■ **Request**
Take the material and output all of it exactly.
------------------------------------
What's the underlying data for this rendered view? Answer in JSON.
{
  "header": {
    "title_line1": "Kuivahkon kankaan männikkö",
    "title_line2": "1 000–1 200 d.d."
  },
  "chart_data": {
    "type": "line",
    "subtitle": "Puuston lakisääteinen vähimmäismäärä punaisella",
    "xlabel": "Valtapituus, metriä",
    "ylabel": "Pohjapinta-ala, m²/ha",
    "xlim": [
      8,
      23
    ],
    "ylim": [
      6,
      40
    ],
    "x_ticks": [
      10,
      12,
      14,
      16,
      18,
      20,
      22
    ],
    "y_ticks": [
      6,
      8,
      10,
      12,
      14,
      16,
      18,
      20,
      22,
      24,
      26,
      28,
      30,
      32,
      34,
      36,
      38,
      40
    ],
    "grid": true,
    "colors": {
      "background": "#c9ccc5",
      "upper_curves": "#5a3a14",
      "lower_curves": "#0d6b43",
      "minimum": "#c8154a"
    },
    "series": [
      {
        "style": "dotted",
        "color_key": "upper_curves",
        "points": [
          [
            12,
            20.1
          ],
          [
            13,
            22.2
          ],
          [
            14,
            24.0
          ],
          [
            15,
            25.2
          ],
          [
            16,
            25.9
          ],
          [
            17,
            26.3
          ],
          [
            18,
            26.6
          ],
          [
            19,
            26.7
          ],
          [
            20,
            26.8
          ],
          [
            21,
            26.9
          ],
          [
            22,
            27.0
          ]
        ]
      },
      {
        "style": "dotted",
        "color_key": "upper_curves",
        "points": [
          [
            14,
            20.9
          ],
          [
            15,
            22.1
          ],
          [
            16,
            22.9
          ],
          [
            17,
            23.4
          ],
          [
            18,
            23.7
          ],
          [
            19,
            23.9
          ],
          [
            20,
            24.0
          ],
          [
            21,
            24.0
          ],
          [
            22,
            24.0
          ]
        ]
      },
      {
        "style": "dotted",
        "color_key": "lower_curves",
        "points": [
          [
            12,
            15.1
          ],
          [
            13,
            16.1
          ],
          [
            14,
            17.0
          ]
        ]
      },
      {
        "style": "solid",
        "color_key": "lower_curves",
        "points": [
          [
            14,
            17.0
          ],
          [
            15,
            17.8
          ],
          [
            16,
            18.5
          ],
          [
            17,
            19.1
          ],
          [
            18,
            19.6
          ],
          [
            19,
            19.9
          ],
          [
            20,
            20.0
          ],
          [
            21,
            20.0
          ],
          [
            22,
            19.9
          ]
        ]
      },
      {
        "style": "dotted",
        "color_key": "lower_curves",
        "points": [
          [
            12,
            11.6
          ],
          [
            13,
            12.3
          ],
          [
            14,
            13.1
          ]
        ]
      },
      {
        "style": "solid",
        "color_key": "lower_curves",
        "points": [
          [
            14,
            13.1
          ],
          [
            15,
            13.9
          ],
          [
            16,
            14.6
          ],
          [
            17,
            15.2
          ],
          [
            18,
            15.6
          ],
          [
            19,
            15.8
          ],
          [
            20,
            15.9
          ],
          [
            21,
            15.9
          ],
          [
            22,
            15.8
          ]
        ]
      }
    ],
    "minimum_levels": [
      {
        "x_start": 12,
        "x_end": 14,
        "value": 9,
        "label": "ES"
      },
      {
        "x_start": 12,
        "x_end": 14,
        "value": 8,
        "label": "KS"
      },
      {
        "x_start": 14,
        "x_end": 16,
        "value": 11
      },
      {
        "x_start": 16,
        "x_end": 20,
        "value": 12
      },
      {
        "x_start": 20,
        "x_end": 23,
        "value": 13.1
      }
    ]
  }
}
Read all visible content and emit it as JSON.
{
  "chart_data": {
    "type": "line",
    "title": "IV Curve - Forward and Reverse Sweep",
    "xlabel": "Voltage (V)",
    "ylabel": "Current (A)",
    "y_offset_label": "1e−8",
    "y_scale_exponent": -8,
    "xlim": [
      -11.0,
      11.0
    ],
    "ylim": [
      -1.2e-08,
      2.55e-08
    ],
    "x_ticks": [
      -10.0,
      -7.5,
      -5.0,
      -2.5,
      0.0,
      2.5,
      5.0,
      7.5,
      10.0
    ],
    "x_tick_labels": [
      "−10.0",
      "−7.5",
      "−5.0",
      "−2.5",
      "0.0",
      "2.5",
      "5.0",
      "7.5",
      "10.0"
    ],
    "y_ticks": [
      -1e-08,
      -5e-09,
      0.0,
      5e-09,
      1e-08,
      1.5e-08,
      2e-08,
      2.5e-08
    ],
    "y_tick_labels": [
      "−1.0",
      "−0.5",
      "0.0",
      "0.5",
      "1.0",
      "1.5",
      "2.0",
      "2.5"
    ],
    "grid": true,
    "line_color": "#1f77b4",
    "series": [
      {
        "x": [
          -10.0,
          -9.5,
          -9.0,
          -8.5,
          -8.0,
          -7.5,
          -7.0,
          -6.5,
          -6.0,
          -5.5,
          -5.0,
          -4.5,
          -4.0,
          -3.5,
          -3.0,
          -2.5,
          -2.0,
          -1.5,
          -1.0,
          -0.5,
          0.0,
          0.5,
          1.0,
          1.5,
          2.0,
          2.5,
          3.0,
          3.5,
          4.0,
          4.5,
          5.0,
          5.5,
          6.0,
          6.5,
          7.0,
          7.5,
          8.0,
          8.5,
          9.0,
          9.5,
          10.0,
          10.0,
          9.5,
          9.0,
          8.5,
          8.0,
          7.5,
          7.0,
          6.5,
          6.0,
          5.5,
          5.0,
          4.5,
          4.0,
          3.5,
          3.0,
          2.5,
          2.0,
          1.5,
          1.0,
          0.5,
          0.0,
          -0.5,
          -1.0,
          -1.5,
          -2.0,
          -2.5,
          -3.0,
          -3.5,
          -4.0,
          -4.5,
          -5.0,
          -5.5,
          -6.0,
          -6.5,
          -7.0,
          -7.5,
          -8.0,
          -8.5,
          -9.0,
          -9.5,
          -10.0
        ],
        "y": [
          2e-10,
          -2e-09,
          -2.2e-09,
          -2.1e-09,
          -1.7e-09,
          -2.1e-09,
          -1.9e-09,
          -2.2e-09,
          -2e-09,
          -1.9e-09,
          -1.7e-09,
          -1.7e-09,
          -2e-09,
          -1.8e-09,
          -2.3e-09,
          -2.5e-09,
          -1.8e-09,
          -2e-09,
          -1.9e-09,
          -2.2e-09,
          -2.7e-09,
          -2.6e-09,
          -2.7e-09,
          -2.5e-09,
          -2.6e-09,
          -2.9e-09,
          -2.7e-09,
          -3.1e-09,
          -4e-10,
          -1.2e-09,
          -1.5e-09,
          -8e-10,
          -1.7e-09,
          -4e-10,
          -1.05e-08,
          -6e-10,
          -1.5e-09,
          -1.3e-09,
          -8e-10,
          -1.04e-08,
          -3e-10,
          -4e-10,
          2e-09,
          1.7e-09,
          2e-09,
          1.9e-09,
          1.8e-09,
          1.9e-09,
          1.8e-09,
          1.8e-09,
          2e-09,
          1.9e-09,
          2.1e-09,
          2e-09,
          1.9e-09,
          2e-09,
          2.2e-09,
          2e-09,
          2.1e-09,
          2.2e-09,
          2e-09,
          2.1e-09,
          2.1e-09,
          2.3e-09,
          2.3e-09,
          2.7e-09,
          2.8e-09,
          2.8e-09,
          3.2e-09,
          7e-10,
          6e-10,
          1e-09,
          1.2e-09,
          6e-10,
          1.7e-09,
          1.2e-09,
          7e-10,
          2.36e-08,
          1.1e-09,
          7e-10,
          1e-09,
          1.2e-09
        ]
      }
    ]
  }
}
------------------------------------
■ **Result of the task**
What's the underlying data for this rendered view? Answer in JSON.
{
  "header": {
    "title_line1": "Kuivahkon kankaan männikkö",
    "title_line2": "1 000–1 200 d.d."
  },
  "chart_data": {
    "type": "line",
    "subtitle": "Puuston lakisääteinen vähimmäismäärä punaisella",
    "xlabel": "Valtapituus, metriä",
    "ylabel": "Pohjapinta-ala, m²/ha",
    "xlim": [
      8,
      23
    ],
    "ylim": [
      6,
      40
    ],
    "x_ticks": [
      10,
      12,
      14,
      16,
      18,
      20,
      22
    ],
    "y_ticks": [
      6,
      8,
      10,
      12,
      14,
      16,
      18,
      20,
      22,
      24,
      26,
      28,
      30,
      32,
      34,
      36,
      38,
      40
    ],
    "grid": true,
    "colors": {
      "background": "#c9ccc5",
      "upper_curves": "#5a3a14",
      "lower_curves": "#0d6b43",
      "minimum": "#c8154a"
    },
    "series": [
      {
        "style": "dotted",
        "color_key": "upper_curves",
        "points": [
          [
            12,
            20.1
          ],
          [
            13,
            22.2
          ],
          [
            14,
            24.0
          ],
          [
            15,
            25.2
          ],
          [
            16,
            25.9
          ],
          [
            17,
            26.3
          ],
          [
            18,
            26.6
          ],
          [
            19,
            26.7
          ],
          [
            20,
            26.8
          ],
          [
            21,
            26.9
          ],
          [
            22,
            27.0
          ]
        ]
      },
      {
        "style": "dotted",
        "color_key": "upper_curves",
        "points": [
          [
            14,
            20.9
          ],
          [
            15,
            22.1
          ],
          [
            16,
            22.9
          ],
          [
            17,
            23.4
          ],
          [
            18,
            23.7
          ],
          [
            19,
            23.9
          ],
          [
            20,
            24.0
          ],
          [
            21,
            24.0
          ],
          [
            22,
            24.0
          ]
        ]
      },
      {
        "style": "dotted",
        "color_key": "lower_curves",
        "points": [
          [
            12,
            15.1
          ],
          [
            13,
            16.1
          ],
          [
            14,
            17.0
          ]
        ]
      },
      {
        "style": "solid",
        "color_key": "lower_curves",
        "points": [
          [
            14,
            17.0
          ],
          [
            15,
            17.8
          ],
          [
            16,
            18.5
          ],
          [
            17,
            19.1
          ],
          [
            18,
            19.6
          ],
          [
            19,
            19.9
          ],
          [
            20,
            20.0
          ],
          [
            21,
            20.0
          ],
          [
            22,
            19.9
          ]
        ]
      },
      {
        "style": "dotted",
        "color_key": "lower_curves",
        "points": [
          [
            12,
            11.6
          ],
          [
            13,
            12.3
          ],
          [
            14,
            13.1
          ]
        ]
      },
      {
        "style": "solid",
        "color_key": "lower_curves",
        "points": [
          [
            14,
            13.1
          ],
          [
            15,
            13.9
          ],
          [
            16,
            14.6
          ],
          [
            17,
            15.2
          ],
          [
            18,
            15.6
          ],
          [
            19,
            15.8
          ],
          [
            20,
            15.9
          ],
          [
            21,
            15.9
          ],
          [
            22,
            15.8
          ]
        ]
      }
    ],
    "minimum_levels": [
      {
        "x_start": 12,
        "x_end": 14,
        "value": 9,
        "label": "ES"
      },
      {
        "x_start": 12,
        "x_end": 14,
        "value": 8,
        "label": "KS"
      },
      {
        "x_start": 14,
        "x_end": 16,
        "value": 11
      },
      {
        "x_start": 16,
        "x_end": 20,
        "value": 12
      },
      {
        "x_start": 20,
        "x_end": 23,
        "value": 13.1
      }
    ]
  }
}
Read all visible content and emit it as JSON.
{
  "chart_data": {
    "type": "line",
    "title": "IV Curve - Forward and Reverse Sweep",
    "xlabel": "Voltage (V)",
    "ylabel": "Current (A)",
    "y_offset_label": "1e−8",
    "y_scale_exponent": -8,
    "xlim": [
      -11.0,
      11.0
    ],
    "ylim": [
      -1.2e-08,
      2.55e-08
    ],
    "x_ticks": [
      -10.0,
      -7.5,
      -5.0,
      -2.5,
      0.0,
      2.5,
      5.0,
      7.5,
      10.0
    ],
    "x_tick_labels": [
      "−10.0",
      "−7.5",
      "−5.0",
      "−2.5",
      "0.0",
      "2.5",
      "5.0",
      "7.5",
      "10.0"
    ],
    "y_ticks": [
      -1e-08,
      -5e-09,
      0.0,
      5e-09,
      1e-08,
      1.5e-08,
      2e-08,
      2.5e-08
    ],
    "y_tick_labels": [
      "−1.0",
      "−0.5",
      "0.0",
      "0.5",
      "1.0",
      "1.5",
      "2.0",
      "2.5"
    ],
    "grid": true,
    "line_color": "#1f77b4",
    "series": [
      {
        "x": [
          -10.0,
          -9.5,
          -9.0,
          -8.5,
          -8.0,
          -7.5,
          -7.0,
          -6.5,
          -6.0,
          -5.5,
          -5.0,
          -4.5,
          -4.0,
          -3.5,
          -3.0,
          -2.5,
          -2.0,
          -1.5,
          -1.0,
          -0.5,
          0.0,
          0.5,
          1.0,
          1.5,
          2.0,
          2.5,
          3.0,
          3.5,
          4.0,
          4.5,
          5.0,
          5.5,
          6.0,
          6.5,
          7.0,
          7.5,
          8.0,
          8.5,
          9.0,
          9.5,
          10.0,
          10.0,
          9.5,
          9.0,
          8.5,
          8.0,
          7.5,
          7.0,
          6.5,
          6.0,
          5.5,
          5.0,
          4.5,
          4.0,
          3.5,
          3.0,
          2.5,
          2.0,
          1.5,
          1.0,
          0.5,
          0.0,
          -0.5,
          -1.0,
          -1.5,
          -2.0,
          -2.5,
          -3.0,
          -3.5,
          -4.0,
          -4.5,
          -5.0,
          -5.5,
          -6.0,
          -6.5,
          -7.0,
          -7.5,
          -8.0,
          -8.5,
          -9.0,
          -9.5,
          -10.0
        ],
        "y": [
          2e-10,
          -2e-09,
          -2.2e-09,
          -2.1e-09,
          -1.7e-09,
          -2.1e-09,
          -1.9e-09,
          -2.2e-09,
          -2e-09,
          -1.9e-09,
          -1.7e-09,
          -1.7e-09,
          -2e-09,
          -1.8e-09,
          -2.3e-09,
          -2.5e-09,
          -1.8e-09,
          -2e-09,
          -1.9e-09,
          -2.2e-09,
          -2.7e-09,
          -2.6e-09,
          -2.7e-09,
          -2.5e-09,
          -2.6e-09,
          -2.9e-09,
          -2.7e-09,
          -3.1e-09,
          -4e-10,
          -1.2e-09,
          -1.5e-09,
          -8e-10,
          -1.7e-09,
          -4e-10,
          -1.05e-08,
          -6e-10,
          -1.5e-09,
          -1.3e-09,
          -8e-10,
          -1.04e-08,
          -3e-10,
          -4e-10,
          2e-09,
          1.7e-09,
          2e-09,
          1.9e-09,
          1.8e-09,
          1.9e-09,
          1.8e-09,
          1.8e-09,
          2e-09,
          1.9e-09,
          2.1e-09,
          2e-09,
          1.9e-09,
          2e-09,
          2.2e-09,
          2e-09,
          2.1e-09,
          2.2e-09,
          2e-09,
          2.1e-09,
          2.1e-09,
          2.3e-09,
          2.3e-09,
          2.7e-09,
          2.8e-09,
          2.8e-09,
          3.2e-09,
          7e-10,
          6e-10,
          1e-09,
          1.2e-09,
          6e-10,
          1.7e-09,
          1.2e-09,
          7e-10,
          2.36e-08,
          1.1e-09,
          7e-10,
          1e-09,
          1.2e-09
        ]
      }
    ]
  }
}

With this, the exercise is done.